| EXTRACTED ENTRIES |
** begin **
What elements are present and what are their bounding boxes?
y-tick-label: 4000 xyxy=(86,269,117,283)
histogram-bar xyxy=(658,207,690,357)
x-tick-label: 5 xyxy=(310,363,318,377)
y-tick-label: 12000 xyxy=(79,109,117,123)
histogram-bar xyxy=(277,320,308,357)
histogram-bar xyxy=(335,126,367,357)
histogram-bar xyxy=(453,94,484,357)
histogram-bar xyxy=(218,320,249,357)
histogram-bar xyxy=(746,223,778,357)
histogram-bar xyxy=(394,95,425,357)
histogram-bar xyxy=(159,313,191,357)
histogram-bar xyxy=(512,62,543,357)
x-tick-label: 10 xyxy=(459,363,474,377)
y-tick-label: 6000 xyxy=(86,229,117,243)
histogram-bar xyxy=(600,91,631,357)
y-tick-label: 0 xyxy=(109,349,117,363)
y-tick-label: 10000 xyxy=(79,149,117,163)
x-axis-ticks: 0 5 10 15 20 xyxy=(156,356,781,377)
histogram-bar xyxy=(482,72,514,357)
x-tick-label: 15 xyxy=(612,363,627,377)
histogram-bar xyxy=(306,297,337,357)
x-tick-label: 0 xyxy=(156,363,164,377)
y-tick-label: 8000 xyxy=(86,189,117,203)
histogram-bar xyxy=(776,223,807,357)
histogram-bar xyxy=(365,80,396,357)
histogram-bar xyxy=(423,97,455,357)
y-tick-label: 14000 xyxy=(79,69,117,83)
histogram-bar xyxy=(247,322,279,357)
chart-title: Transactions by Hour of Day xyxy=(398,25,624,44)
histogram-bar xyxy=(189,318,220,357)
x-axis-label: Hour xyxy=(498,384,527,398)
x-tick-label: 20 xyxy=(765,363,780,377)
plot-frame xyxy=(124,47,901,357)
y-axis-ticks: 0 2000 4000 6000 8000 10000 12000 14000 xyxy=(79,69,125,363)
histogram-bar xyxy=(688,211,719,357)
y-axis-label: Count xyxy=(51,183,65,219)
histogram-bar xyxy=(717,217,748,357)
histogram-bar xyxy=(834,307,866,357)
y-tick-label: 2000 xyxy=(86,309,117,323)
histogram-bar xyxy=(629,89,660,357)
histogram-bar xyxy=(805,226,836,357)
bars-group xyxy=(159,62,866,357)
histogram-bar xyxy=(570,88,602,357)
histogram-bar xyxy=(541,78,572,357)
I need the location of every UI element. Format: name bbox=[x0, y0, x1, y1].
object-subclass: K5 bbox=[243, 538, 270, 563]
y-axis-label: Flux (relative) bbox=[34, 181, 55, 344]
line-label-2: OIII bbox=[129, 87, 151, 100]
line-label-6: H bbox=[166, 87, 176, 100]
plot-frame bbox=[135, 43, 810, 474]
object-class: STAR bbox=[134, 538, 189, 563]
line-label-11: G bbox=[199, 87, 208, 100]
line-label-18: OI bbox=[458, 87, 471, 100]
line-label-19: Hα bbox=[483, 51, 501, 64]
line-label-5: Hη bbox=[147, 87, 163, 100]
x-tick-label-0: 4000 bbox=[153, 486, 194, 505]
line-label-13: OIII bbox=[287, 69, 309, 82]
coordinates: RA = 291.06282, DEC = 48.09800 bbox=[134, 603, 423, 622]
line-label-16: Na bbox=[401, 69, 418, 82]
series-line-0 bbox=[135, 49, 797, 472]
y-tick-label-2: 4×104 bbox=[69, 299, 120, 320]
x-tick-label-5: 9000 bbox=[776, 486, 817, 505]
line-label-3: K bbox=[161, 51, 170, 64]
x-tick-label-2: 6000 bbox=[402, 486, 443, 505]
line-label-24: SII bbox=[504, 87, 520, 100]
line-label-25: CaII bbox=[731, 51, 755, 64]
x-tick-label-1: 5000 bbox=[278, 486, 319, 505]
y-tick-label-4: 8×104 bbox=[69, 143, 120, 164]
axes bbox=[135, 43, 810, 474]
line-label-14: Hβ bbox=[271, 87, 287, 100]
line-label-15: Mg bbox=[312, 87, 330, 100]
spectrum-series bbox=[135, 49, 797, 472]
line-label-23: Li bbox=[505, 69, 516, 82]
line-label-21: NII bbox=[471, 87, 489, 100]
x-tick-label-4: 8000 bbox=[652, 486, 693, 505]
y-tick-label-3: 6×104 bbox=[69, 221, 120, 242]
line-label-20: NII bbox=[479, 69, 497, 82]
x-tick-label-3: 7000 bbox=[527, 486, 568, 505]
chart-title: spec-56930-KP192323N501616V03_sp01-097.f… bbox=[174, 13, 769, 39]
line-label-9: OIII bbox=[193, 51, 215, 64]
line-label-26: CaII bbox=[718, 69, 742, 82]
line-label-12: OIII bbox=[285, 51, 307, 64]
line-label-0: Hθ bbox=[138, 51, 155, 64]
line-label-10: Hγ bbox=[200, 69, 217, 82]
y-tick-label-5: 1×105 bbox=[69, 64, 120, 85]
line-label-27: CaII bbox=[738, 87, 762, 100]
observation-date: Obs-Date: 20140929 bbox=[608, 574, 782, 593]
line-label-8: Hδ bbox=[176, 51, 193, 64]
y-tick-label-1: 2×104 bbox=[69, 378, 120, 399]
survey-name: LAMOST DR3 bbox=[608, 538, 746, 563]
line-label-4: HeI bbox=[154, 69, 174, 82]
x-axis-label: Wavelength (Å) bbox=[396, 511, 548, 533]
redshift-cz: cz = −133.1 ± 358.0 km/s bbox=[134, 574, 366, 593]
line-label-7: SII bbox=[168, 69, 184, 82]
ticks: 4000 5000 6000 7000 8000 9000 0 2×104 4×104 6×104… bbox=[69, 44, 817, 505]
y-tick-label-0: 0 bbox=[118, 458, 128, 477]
** end **
| WHAT TO DO |
Recast every line of the material above as a numbered list, leaving out any blank lines.

| EXERCISE ANSWER |
1. What elements are present and what are their bounding boxes?
2. y-tick-label: 4000 xyxy=(86,269,117,283)
3. histogram-bar xyxy=(658,207,690,357)
4. x-tick-label: 5 xyxy=(310,363,318,377)
5. y-tick-label: 12000 xyxy=(79,109,117,123)
6. histogram-bar xyxy=(277,320,308,357)
7. histogram-bar xyxy=(335,126,367,357)
8. histogram-bar xyxy=(453,94,484,357)
9. histogram-bar xyxy=(218,320,249,357)
10. histogram-bar xyxy=(746,223,778,357)
11. histogram-bar xyxy=(394,95,425,357)
12. histogram-bar xyxy=(159,313,191,357)
13. histogram-bar xyxy=(512,62,543,357)
14. x-tick-label: 10 xyxy=(459,363,474,377)
15. y-tick-label: 6000 xyxy=(86,229,117,243)
16. histogram-bar xyxy=(600,91,631,357)
17. y-tick-label: 0 xyxy=(109,349,117,363)
18. y-tick-label: 10000 xyxy=(79,149,117,163)
19. x-axis-ticks: 0 5 10 15 20 xyxy=(156,356,781,377)
20. histogram-bar xyxy=(482,72,514,357)
21. x-tick-label: 15 xyxy=(612,363,627,377)
22. histogram-bar xyxy=(306,297,337,357)
23. x-tick-label: 0 xyxy=(156,363,164,377)
24. y-tick-label: 8000 xyxy=(86,189,117,203)
25. histogram-bar xyxy=(776,223,807,357)
26. histogram-bar xyxy=(365,80,396,357)
27. histogram-bar xyxy=(423,97,455,357)
28. y-tick-label: 14000 xyxy=(79,69,117,83)
29. histogram-bar xyxy=(247,322,279,357)
30. chart-title: Transactions by Hour of Day xyxy=(398,25,624,44)
31. histogram-bar xyxy=(189,318,220,357)
32. x-axis-label: Hour xyxy=(498,384,527,398)
33. x-tick-label: 20 xyxy=(765,363,780,377)
34. plot-frame xyxy=(124,47,901,357)
35. y-axis-ticks: 0 2000 4000 6000 8000 10000 12000 14000 xyxy=(79,69,125,363)
36. histogram-bar xyxy=(688,211,719,357)
37. y-axis-label: Count xyxy=(51,183,65,219)
38. histogram-bar xyxy=(717,217,748,357)
39. histogram-bar xyxy=(834,307,866,357)
40. y-tick-label: 2000 xyxy=(86,309,117,323)
41. histogram-bar xyxy=(629,89,660,357)
42. histogram-bar xyxy=(805,226,836,357)
43. bars-group xyxy=(159,62,866,357)
44. histogram-bar xyxy=(570,88,602,357)
45. histogram-bar xyxy=(541,78,572,357)
46. I need the location of every UI element. Format: name bbox=[x0, y0, x1, y1].
47. object-subclass: K5 bbox=[243, 538, 270, 563]
48. y-axis-label: Flux (relative) bbox=[34, 181, 55, 344]
49. line-label-2: OIII bbox=[129, 87, 151, 100]
50. line-label-6: H bbox=[166, 87, 176, 100]
51. plot-frame bbox=[135, 43, 810, 474]
52. object-class: STAR bbox=[134, 538, 189, 563]
53. line-label-11: G bbox=[199, 87, 208, 100]
54. line-label-18: OI bbox=[458, 87, 471, 100]
55. line-label-19: Hα bbox=[483, 51, 501, 64]
56. line-label-5: Hη bbox=[147, 87, 163, 100]
57. x-tick-label-0: 4000 bbox=[153, 486, 194, 505]
58. line-label-13: OIII bbox=[287, 69, 309, 82]
59. coordinates: RA = 291.06282, DEC = 48.09800 bbox=[134, 603, 423, 622]
60. line-label-16: Na bbox=[401, 69, 418, 82]
61. series-line-0 bbox=[135, 49, 797, 472]
62. y-tick-label-2: 4×104 bbox=[69, 299, 120, 320]
63. x-tick-label-5: 9000 bbox=[776, 486, 817, 505]
64. line-label-3: K bbox=[161, 51, 170, 64]
65. x-tick-label-2: 6000 bbox=[402, 486, 443, 505]
66. line-label-24: SII bbox=[504, 87, 520, 100]
67. line-label-25: CaII bbox=[731, 51, 755, 64]
68. x-tick-label-1: 5000 bbox=[278, 486, 319, 505]
69. y-tick-label-4: 8×104 bbox=[69, 143, 120, 164]
70. axes bbox=[135, 43, 810, 474]
71. line-label-14: Hβ bbox=[271, 87, 287, 100]
72. line-label-15: Mg bbox=[312, 87, 330, 100]
73. spectrum-series bbox=[135, 49, 797, 472]
74. line-label-23: Li bbox=[505, 69, 516, 82]
75. line-label-21: NII bbox=[471, 87, 489, 100]
76. x-tick-label-4: 8000 bbox=[652, 486, 693, 505]
77. y-tick-label-3: 6×104 bbox=[69, 221, 120, 242]
78. line-label-20: NII bbox=[479, 69, 497, 82]
79. x-tick-label-3: 7000 bbox=[527, 486, 568, 505]
80. chart-title: spec-56930-KP192323N501616V03_sp01-097.f… bbox=[174, 13, 769, 39]
81. line-label-9: OIII bbox=[193, 51, 215, 64]
82. line-label-26: CaII bbox=[718, 69, 742, 82]
83. line-label-12: OIII bbox=[285, 51, 307, 64]
84. line-label-0: Hθ bbox=[138, 51, 155, 64]
85. line-label-10: Hγ bbox=[200, 69, 217, 82]
86. y-tick-label-5: 1×105 bbox=[69, 64, 120, 85]
87. line-label-27: CaII bbox=[738, 87, 762, 100]
88. observation-date: Obs-Date: 20140929 bbox=[608, 574, 782, 593]
89. line-label-8: Hδ bbox=[176, 51, 193, 64]
90. y-tick-label-1: 2×104 bbox=[69, 378, 120, 399]
91. survey-name: LAMOST DR3 bbox=[608, 538, 746, 563]
92. line-label-4: HeI bbox=[154, 69, 174, 82]
93. x-axis-label: Wavelength (Å) bbox=[396, 511, 548, 533]
94. redshift-cz: cz = −133.1 ± 358.0 km/s bbox=[134, 574, 366, 593]
95. line-label-7: SII bbox=[168, 69, 184, 82]
96. ticks: 4000 5000 6000 7000 8000 9000 0 2×104 4×104 6×104… bbox=[69, 44, 817, 505]
97. y-tick-label-0: 0 bbox=[118, 458, 128, 477]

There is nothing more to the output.